WORK INSTRUCTIONS: Transcribe all the entries word for word, omitting any pictures they contain.
*** Block opens ***
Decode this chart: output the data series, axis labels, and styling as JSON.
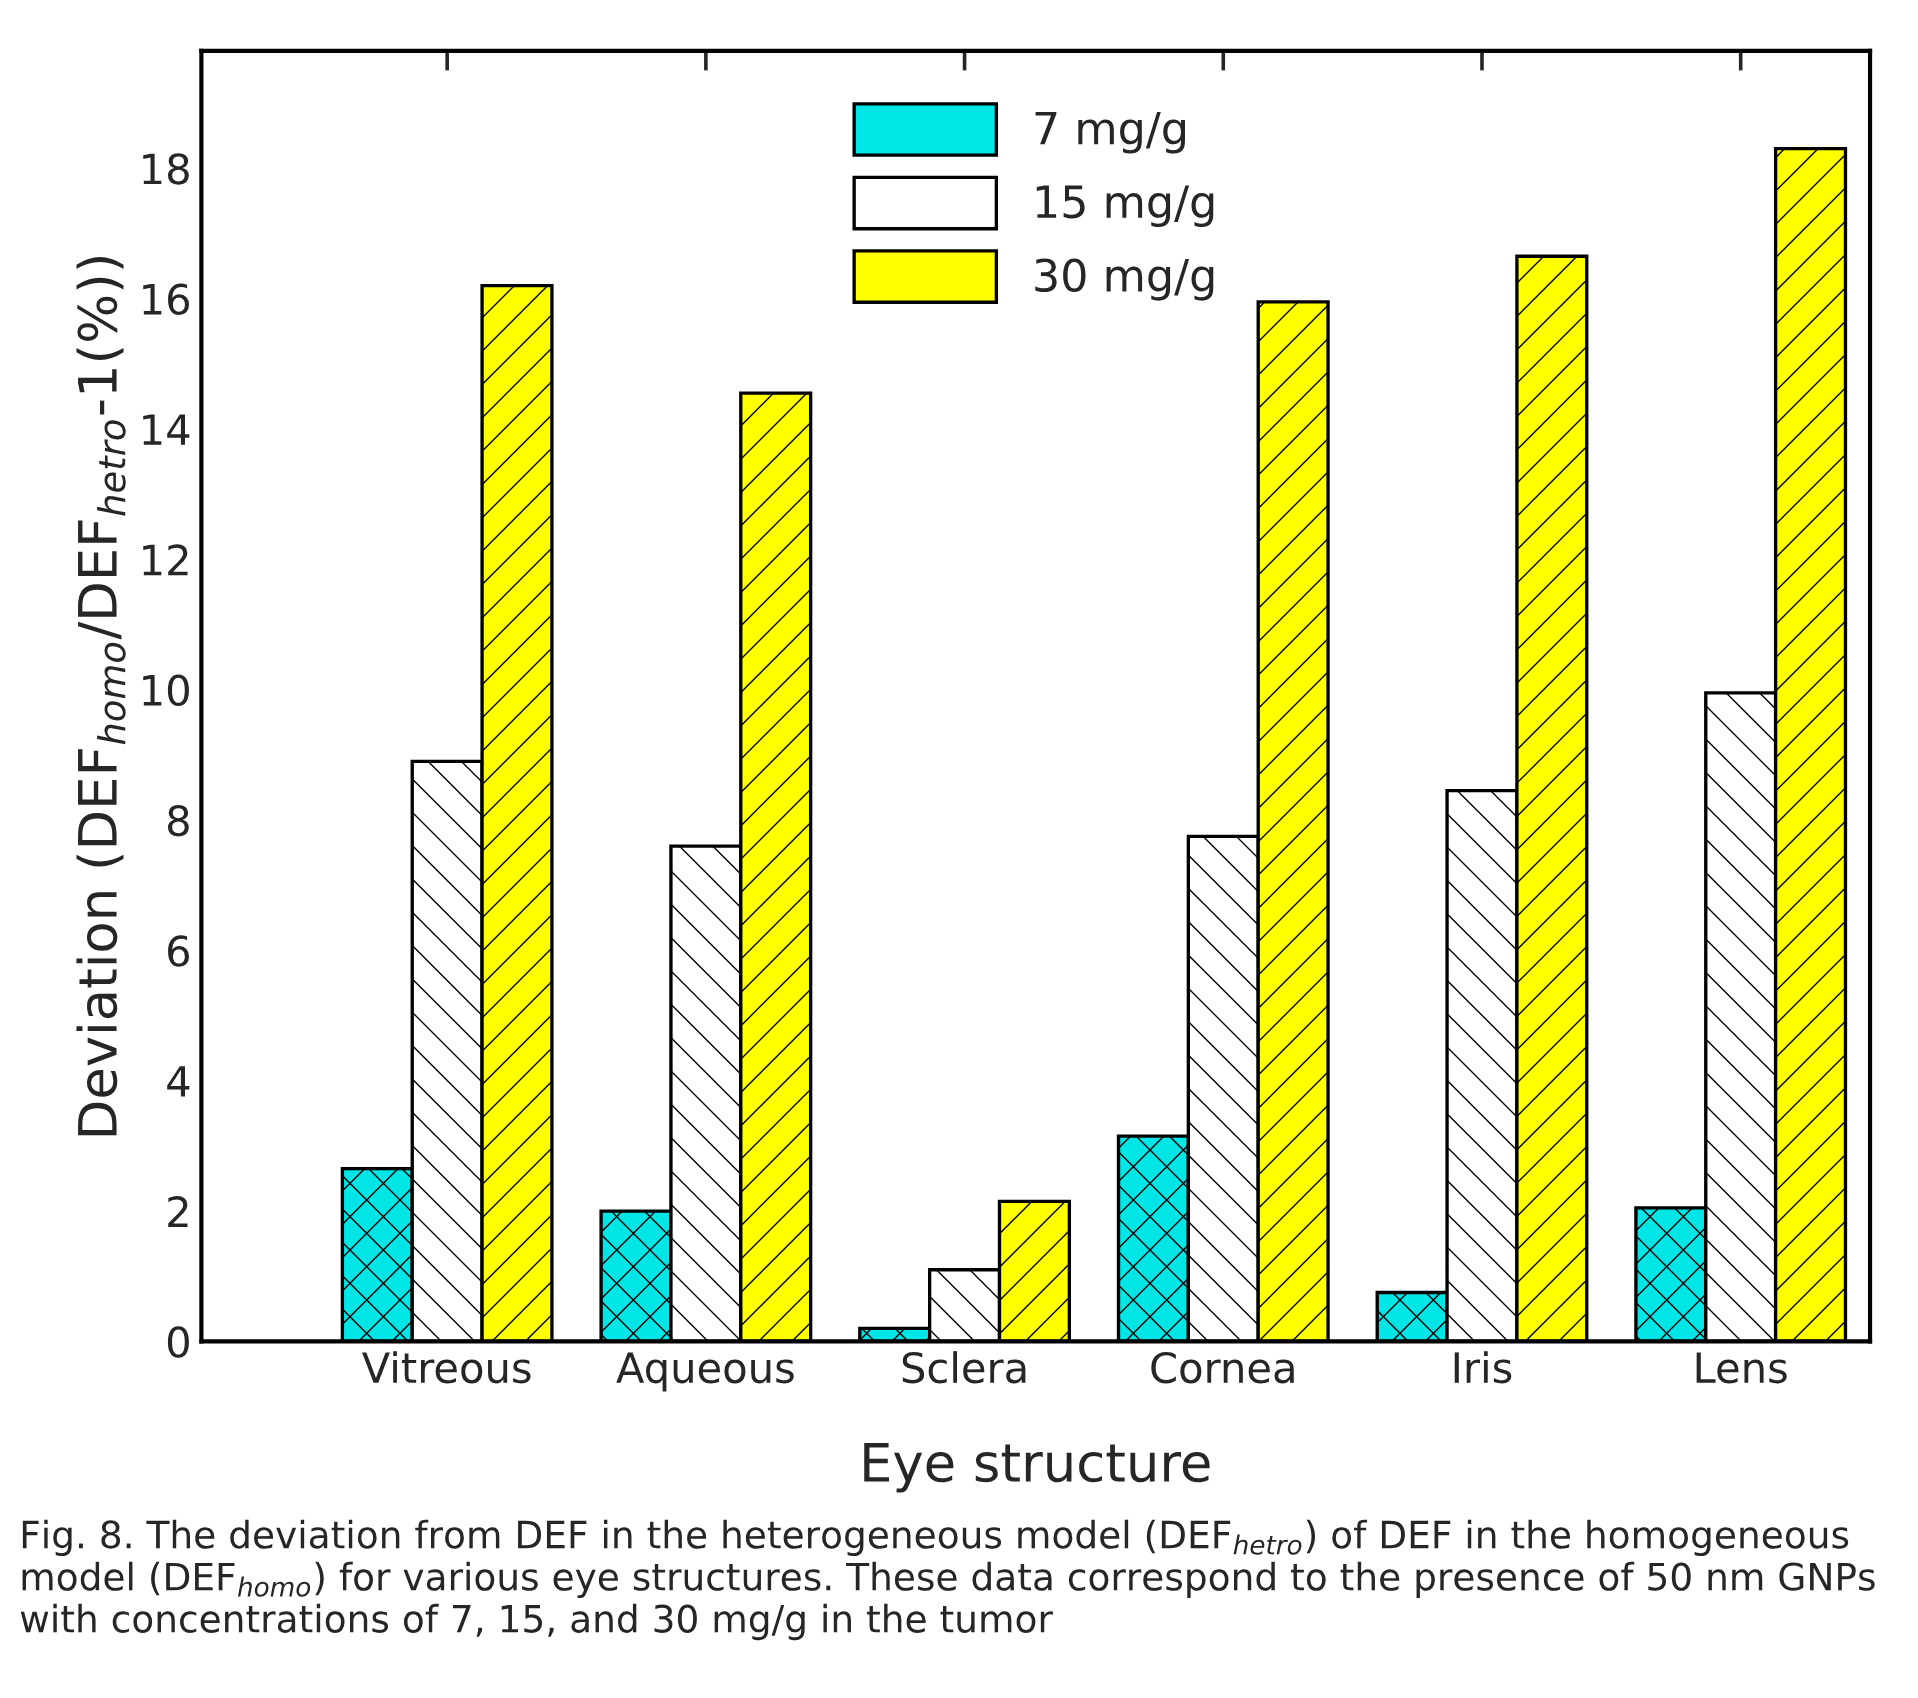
{
  "chart_data": {
    "type": "bar",
    "xlabel": "Eye structure",
    "ylabel": "Deviation (DEF$_{homo}$/DEF$_{hetro}$-1(%))",
    "categories": [
      "Vitreous",
      "Aqueous",
      "Sclera",
      "Cornea",
      "Iris",
      "Lens"
    ],
    "series": [
      {
        "name": "7 mg/g",
        "color": "#00e5e5",
        "values": [
          2.65,
          2.0,
          0.2,
          3.15,
          0.75,
          2.05
        ]
      },
      {
        "name": "15 mg/g",
        "color": "#ffffff",
        "values": [
          8.9,
          7.6,
          1.1,
          7.75,
          8.45,
          9.95
        ]
      },
      {
        "name": "30 mg/g",
        "color": "#ffff00",
        "values": [
          16.2,
          14.55,
          2.15,
          15.95,
          16.65,
          18.3
        ]
      }
    ],
    "ylim": [
      0,
      19.8
    ],
    "yticks": [
      0,
      2,
      4,
      6,
      8,
      10,
      12,
      14,
      16,
      18
    ],
    "grid": false,
    "legend": "top",
    "annotations": [
      "Fig. 8. The deviation from DEF in the heterogeneous model (DEF$_{hetro}$) of DEF in the homogeneous model (DEF$_{homo}$) for various eye structures. These data correspond to the presence of 50 nm GNPs with concentrations of 7, 15, and 30 mg/g in the tumor"
    ]
  }
}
*** Block closes ***
OUTPUT OF THE EXERCISE:
Decode this chart: output the data series, axis labels, and styling as JSON.
{
  "chart_data": {
    "type": "bar",
    "xlabel": "Eye structure",
    "ylabel": "Deviation (DEF$_{homo}$/DEF$_{hetro}$-1(%))",
    "categories": [
      "Vitreous",
      "Aqueous",
      "Sclera",
      "Cornea",
      "Iris",
      "Lens"
    ],
    "series": [
      {
        "name": "7 mg/g",
        "color": "#00e5e5",
        "values": [
          2.65,
          2.0,
          0.2,
          3.15,
          0.75,
          2.05
        ]
      },
      {
        "name": "15 mg/g",
        "color": "#ffffff",
        "values": [
          8.9,
          7.6,
          1.1,
          7.75,
          8.45,
          9.95
        ]
      },
      {
        "name": "30 mg/g",
        "color": "#ffff00",
        "values": [
          16.2,
          14.55,
          2.15,
          15.95,
          16.65,
          18.3
        ]
      }
    ],
    "ylim": [
      0,
      19.8
    ],
    "yticks": [
      0,
      2,
      4,
      6,
      8,
      10,
      12,
      14,
      16,
      18
    ],
    "grid": false,
    "legend": "top",
    "annotations": [
      "Fig. 8. The deviation from DEF in the heterogeneous model (DEF$_{hetro}$) of DEF in the homogeneous model (DEF$_{homo}$) for various eye structures. These data correspond to the presence of 50 nm GNPs with concentrations of 7, 15, and 30 mg/g in the tumor"
    ]
  }
}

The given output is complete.